■ TASK REQUIREMENTS: Exactly repeat all the records below, omitting the images they hold.

■ LISTED RECORDS:
....................

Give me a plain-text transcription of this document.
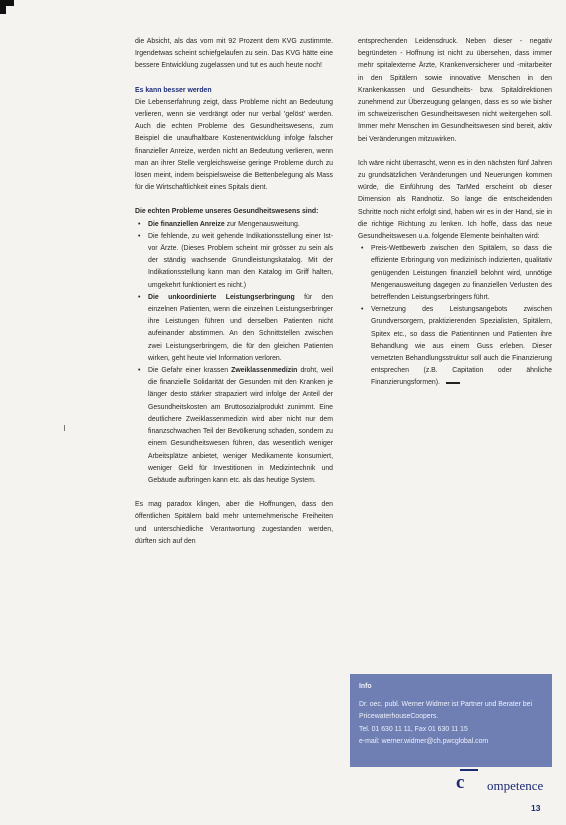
die Absicht, als das vom mit 92 Prozent dem KVG zustimmte. Irgendetwas scheint schiefgelaufen zu sein. Das KVG hätte eine bessere Entwicklung zugelassen und tut es auch heute noch!

Es kann besser werden

Die Lebenserfahrung zeigt, dass Probleme nicht an Bedeutung verlieren, wenn sie verdrängt oder nur verbal 'gelöst' werden. Auch die echten Probleme des Gesundheitswesens, zum Beispiel die unaufhaltbare Kostenentwicklung infolge falscher finanzieller Anreize, werden nicht an Bedeutung verlieren, wenn man an ihrer Stelle vergleichsweise geringe Probleme durch zu lösen meint, indem beispielsweise die Bettenbelegung als Mass für die Wirtschaftlichkeit eines Spitals dient.

Die echten Probleme unseres Gesundheitswesens sind:

• Die finanziellen Anreize zur Mengenausweitung.
• Die fehlende, zu weit gehende Indikationsstellung einer Ist- vor Ärzte. (Dieses Problem scheint mir grösser zu sein als der ständig wachsende Grundleistungskatalog. Mit der Indikationsstellung kann man den Katalog im Griff halten, umgekehrt funktioniert es nicht.)
• Die unkoordinierte Leistungserbringung für den einzelnen Patienten, wenn die einzelnen Leistungserbringer ihre Leistungen führen und derselben Patienten nicht aufeinander abstimmen. An den Schnittstellen zwischen zwei Leistungserbringern, die für den gleichen Patienten wirken, geht heute viel Information verloren.
• Die Gefahr einer krassen Zweiklassenmedizin droht, weil die finanzielle Solidarität der Gesunden mit den Kranken je länger desto stärker strapaziert wird infolge der Anteil der Gesundheitskosten am Bruttosozialprodukt zunimmt. Eine deutlichere Zweiklassenmedizin wird aber nicht nur dem finanzschwachen Teil der Bevölkerung schaden, sondern zu einem Gesundheitswesen führen, das wesentlich weniger Arbeitsplätze anbietet, weniger Medikamente konsumiert, weniger Geld für Investitionen in Medizintechnik und Gebäude aufbringen kann etc. als das heutige System.

Es mag paradox klingen, aber die Hoffnungen, dass den öffentlichen Spitälern bald mehr unternehmerische Freiheiten und unterschiedliche Verantwortung zugestanden werden, dürften sich auf den

entsprechenden Leidensdruck. Neben dieser - negativ begründeten - Hoffnung ist nicht zu übersehen, dass immer mehr spitalexterne Ärzte, Krankenversicherer und -mitarbeiter in den Spitälern sowie innovative Menschen in den Krankenkassen und Gesundheits- bzw. Spitaldirektionen zunehmend zur Überzeugung gelangen, dass es so wie bisher im schweizerischen Gesundheitswesen nicht weitergehen soll. Immer mehr Menschen im Gesundheitswesen sind bereit, aktiv bei Veränderungen mitzuwirken.

Ich wäre nicht überrascht, wenn es in den nächsten fünf Jahren zu grundsätzlichen Veränderungen und Neuerungen kommen würde, die Einführung des TarMed erscheint ob dieser Dimension als Randnotiz. So lange die entscheidenden Schritte noch nicht erfolgt sind, haben wir es in der Hand, sie in die richtige Richtung zu lenken. Ich hoffe, dass das neue Gesundheitswesen u.a. folgende Elemente beinhalten wird:

• Preis-Wettbewerb zwischen den Spitälern, so dass die effiziente Erbringung von medizinisch indizierten, qualitativ genügenden Leistungen finanziell belohnt wird, unnötige Mengenausweitung dagegen zu finanziellen Verlusten des betreffenden Leistungserbringers führt.
• Vernetzung des Leistungsangebots zwischen Grundversorgern, praktizierenden Spezialisten, Spitälern, Spitex etc., so dass die Patientinnen und Patienten ihre Behandlung wie aus einem Guss erleben. Dieser vernetzten Behandlungsstruktur soll auch die Finanzierung entsprechen (z.B. Capitation oder ähnliche Finanzierungsformen).
Info
Dr. oec. publ. Werner Widmer ist Partner und Berater bei PricewaterhouseCoopers.
Tel. 01 630 11 11, Fax 01 630 11 15
e-mail: werner.widmer@ch.pwcglobal.com
c ompetence
13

....................

■ SOLUTION FOR THIS TASK:
Give me a plain-text transcription of this document.
die Absicht, als das vom mit 92 Prozent dem KVG zustimmte. Irgendetwas scheint schiefgelaufen zu sein. Das KVG hätte eine bessere Entwicklung zugelassen und tut es auch heute noch!

Es kann besser werden

Die Lebenserfahrung zeigt, dass Probleme nicht an Bedeutung verlieren, wenn sie verdrängt oder nur verbal 'gelöst' werden. Auch die echten Probleme des Gesundheitswesens, zum Beispiel die unaufhaltbare Kostenentwicklung infolge falscher finanzieller Anreize, werden nicht an Bedeutung verlieren, wenn man an ihrer Stelle vergleichsweise geringe Probleme durch zu lösen meint, indem beispielsweise die Bettenbelegung als Mass für die Wirtschaftlichkeit eines Spitals dient.

Die echten Probleme unseres Gesundheitswesens sind:

• Die finanziellen Anreize zur Mengenausweitung.
• Die fehlende, zu weit gehende Indikationsstellung einer Ist- vor Ärzte. (Dieses Problem scheint mir grösser zu sein als der ständig wachsende Grundleistungskatalog. Mit der Indikationsstellung kann man den Katalog im Griff halten, umgekehrt funktioniert es nicht.)
• Die unkoordinierte Leistungserbringung für den einzelnen Patienten, wenn die einzelnen Leistungserbringer ihre Leistungen führen und derselben Patienten nicht aufeinander abstimmen. An den Schnittstellen zwischen zwei Leistungserbringern, die für den gleichen Patienten wirken, geht heute viel Information verloren.
• Die Gefahr einer krassen Zweiklassenmedizin droht, weil die finanzielle Solidarität der Gesunden mit den Kranken je länger desto stärker strapaziert wird infolge der Anteil der Gesundheitskosten am Bruttosozialprodukt zunimmt. Eine deutlichere Zweiklassenmedizin wird aber nicht nur dem finanzschwachen Teil der Bevölkerung schaden, sondern zu einem Gesundheitswesen führen, das wesentlich weniger Arbeitsplätze anbietet, weniger Medikamente konsumiert, weniger Geld für Investitionen in Medizintechnik und Gebäude aufbringen kann etc. als das heutige System.

Es mag paradox klingen, aber die Hoffnungen, dass den öffentlichen Spitälern bald mehr unternehmerische Freiheiten und unterschiedliche Verantwortung zugestanden werden, dürften sich auf den

entsprechenden Leidensdruck. Neben dieser - negativ begründeten - Hoffnung ist nicht zu übersehen, dass immer mehr spitalexterne Ärzte, Krankenversicherer und -mitarbeiter in den Spitälern sowie innovative Menschen in den Krankenkassen und Gesundheits- bzw. Spitaldirektionen zunehmend zur Überzeugung gelangen, dass es so wie bisher im schweizerischen Gesundheitswesen nicht weitergehen soll. Immer mehr Menschen im Gesundheitswesen sind bereit, aktiv bei Veränderungen mitzuwirken.

Ich wäre nicht überrascht, wenn es in den nächsten fünf Jahren zu grundsätzlichen Veränderungen und Neuerungen kommen würde, die Einführung des TarMed erscheint ob dieser Dimension als Randnotiz. So lange die entscheidenden Schritte noch nicht erfolgt sind, haben wir es in der Hand, sie in die richtige Richtung zu lenken. Ich hoffe, dass das neue Gesundheitswesen u.a. folgende Elemente beinhalten wird:

• Preis-Wettbewerb zwischen den Spitälern, so dass die effiziente Erbringung von medizinisch indizierten, qualitativ genügenden Leistungen finanziell belohnt wird, unnötige Mengenausweitung dagegen zu finanziellen Verlusten des betreffenden Leistungserbringers führt.
• Vernetzung des Leistungsangebots zwischen Grundversorgern, praktizierenden Spezialisten, Spitälern, Spitex etc., so dass die Patientinnen und Patienten ihre Behandlung wie aus einem Guss erleben. Dieser vernetzten Behandlungsstruktur soll auch die Finanzierung entsprechen (z.B. Capitation oder ähnliche Finanzierungsformen).
Info
Dr. oec. publ. Werner Widmer ist Partner und Berater bei PricewaterhouseCoopers.
Tel. 01 630 11 11, Fax 01 630 11 15
e-mail: werner.widmer@ch.pwcglobal.com
c ompetence
13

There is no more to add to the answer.